TASK REQUIREMENTS:
In the listing below, locate the lines that hold "screenshot" and copy them.

(Dataset listings of figures)

•••••

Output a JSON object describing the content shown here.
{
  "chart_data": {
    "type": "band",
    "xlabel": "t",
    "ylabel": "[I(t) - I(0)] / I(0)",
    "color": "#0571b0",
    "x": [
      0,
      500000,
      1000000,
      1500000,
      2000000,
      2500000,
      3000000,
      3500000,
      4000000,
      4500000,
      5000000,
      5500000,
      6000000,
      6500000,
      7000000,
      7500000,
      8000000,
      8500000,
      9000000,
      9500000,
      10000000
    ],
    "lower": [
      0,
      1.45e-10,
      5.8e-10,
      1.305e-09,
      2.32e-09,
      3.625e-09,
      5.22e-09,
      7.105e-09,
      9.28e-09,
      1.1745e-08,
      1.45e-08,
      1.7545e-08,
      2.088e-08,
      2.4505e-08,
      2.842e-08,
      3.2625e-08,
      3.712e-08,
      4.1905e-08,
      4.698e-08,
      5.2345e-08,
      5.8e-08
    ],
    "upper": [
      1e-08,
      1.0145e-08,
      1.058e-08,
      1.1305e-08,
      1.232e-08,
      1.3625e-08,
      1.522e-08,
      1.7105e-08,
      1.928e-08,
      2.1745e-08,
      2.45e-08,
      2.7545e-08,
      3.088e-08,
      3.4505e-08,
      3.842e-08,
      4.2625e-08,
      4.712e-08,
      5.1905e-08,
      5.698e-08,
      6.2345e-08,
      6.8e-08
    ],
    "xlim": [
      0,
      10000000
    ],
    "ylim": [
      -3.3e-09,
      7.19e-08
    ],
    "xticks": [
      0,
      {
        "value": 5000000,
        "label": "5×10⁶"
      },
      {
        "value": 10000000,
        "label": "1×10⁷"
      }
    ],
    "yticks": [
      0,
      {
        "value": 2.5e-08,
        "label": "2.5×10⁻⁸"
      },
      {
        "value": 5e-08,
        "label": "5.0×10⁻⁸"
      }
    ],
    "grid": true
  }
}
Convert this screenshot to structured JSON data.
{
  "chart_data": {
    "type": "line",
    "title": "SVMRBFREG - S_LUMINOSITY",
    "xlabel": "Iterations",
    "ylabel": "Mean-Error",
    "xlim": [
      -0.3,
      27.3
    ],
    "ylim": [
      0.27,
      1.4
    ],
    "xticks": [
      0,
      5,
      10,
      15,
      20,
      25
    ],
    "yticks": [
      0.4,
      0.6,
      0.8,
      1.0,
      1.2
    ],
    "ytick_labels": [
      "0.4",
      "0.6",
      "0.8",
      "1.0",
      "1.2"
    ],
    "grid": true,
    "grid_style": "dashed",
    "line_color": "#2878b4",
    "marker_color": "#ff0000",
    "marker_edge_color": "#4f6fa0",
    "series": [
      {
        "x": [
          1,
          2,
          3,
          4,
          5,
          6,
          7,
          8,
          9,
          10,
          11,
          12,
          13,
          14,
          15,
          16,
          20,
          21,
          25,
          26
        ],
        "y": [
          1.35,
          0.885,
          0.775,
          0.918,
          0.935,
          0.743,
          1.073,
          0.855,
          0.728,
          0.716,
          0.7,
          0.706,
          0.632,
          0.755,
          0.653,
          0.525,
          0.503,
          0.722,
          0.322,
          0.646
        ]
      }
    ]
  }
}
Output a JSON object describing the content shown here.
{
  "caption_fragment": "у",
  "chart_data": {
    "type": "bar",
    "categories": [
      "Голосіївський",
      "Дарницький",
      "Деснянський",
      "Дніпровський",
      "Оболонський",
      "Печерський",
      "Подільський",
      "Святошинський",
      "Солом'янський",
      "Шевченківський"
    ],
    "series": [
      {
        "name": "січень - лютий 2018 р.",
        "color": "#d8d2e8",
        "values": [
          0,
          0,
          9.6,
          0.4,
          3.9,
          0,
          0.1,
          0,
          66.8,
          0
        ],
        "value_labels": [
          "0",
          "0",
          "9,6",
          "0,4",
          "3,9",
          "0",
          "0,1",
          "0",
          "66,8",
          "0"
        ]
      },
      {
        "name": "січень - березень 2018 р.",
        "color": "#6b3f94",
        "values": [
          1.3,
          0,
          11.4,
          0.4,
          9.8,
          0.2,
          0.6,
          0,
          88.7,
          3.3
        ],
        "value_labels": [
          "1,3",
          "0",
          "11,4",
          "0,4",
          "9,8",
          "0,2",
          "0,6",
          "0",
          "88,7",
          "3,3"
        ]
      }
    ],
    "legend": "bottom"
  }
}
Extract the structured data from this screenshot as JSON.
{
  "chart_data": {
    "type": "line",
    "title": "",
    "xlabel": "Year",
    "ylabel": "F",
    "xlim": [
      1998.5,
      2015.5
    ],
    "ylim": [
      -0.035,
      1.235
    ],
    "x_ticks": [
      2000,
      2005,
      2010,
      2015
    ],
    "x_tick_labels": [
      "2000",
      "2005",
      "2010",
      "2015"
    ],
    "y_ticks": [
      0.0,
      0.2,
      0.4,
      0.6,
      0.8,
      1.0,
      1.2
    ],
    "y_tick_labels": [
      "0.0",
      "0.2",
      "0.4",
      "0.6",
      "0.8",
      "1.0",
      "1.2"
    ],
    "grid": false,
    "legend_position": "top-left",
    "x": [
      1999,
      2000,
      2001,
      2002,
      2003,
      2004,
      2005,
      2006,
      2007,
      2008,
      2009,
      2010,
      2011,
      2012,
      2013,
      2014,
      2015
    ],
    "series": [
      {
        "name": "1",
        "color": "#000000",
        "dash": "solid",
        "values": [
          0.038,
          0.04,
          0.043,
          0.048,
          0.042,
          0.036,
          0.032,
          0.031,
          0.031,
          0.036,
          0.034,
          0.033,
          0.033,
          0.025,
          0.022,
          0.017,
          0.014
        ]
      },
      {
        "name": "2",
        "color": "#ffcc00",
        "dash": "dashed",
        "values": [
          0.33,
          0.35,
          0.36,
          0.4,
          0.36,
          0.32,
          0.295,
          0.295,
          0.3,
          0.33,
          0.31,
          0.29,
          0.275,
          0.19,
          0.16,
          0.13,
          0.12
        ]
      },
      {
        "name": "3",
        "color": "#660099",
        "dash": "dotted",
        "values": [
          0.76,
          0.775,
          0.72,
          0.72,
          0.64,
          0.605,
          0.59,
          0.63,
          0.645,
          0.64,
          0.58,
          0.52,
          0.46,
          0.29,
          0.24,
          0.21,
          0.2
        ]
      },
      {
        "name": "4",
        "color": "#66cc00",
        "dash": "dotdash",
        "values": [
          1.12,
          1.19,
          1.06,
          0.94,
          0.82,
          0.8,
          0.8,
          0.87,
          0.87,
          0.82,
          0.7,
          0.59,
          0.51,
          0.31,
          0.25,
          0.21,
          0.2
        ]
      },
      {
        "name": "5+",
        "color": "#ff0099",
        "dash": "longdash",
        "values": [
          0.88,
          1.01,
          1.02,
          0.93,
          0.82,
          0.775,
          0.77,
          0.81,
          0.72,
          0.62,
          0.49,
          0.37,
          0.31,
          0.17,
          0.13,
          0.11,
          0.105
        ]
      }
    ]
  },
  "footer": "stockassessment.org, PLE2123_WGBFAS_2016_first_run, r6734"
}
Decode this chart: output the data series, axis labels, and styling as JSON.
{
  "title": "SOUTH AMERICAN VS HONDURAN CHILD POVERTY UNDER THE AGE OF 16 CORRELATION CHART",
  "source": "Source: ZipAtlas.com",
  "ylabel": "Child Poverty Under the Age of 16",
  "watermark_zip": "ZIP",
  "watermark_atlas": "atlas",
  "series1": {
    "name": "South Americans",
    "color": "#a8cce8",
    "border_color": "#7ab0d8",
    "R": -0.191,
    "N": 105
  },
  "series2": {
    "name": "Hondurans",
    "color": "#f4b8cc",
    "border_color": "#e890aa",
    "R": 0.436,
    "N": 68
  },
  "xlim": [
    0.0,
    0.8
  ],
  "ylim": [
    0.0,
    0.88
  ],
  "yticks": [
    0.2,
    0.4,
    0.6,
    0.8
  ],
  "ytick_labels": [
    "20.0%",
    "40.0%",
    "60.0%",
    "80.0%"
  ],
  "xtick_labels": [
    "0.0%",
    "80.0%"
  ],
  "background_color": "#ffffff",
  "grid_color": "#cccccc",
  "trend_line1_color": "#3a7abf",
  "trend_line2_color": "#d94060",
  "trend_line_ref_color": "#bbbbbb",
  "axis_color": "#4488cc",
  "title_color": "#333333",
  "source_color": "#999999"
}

•••••

SOLUTION TO THIS EXERCISE:
Convert this screenshot to structured JSON data.
Extract the structured data from this screenshot as JSON.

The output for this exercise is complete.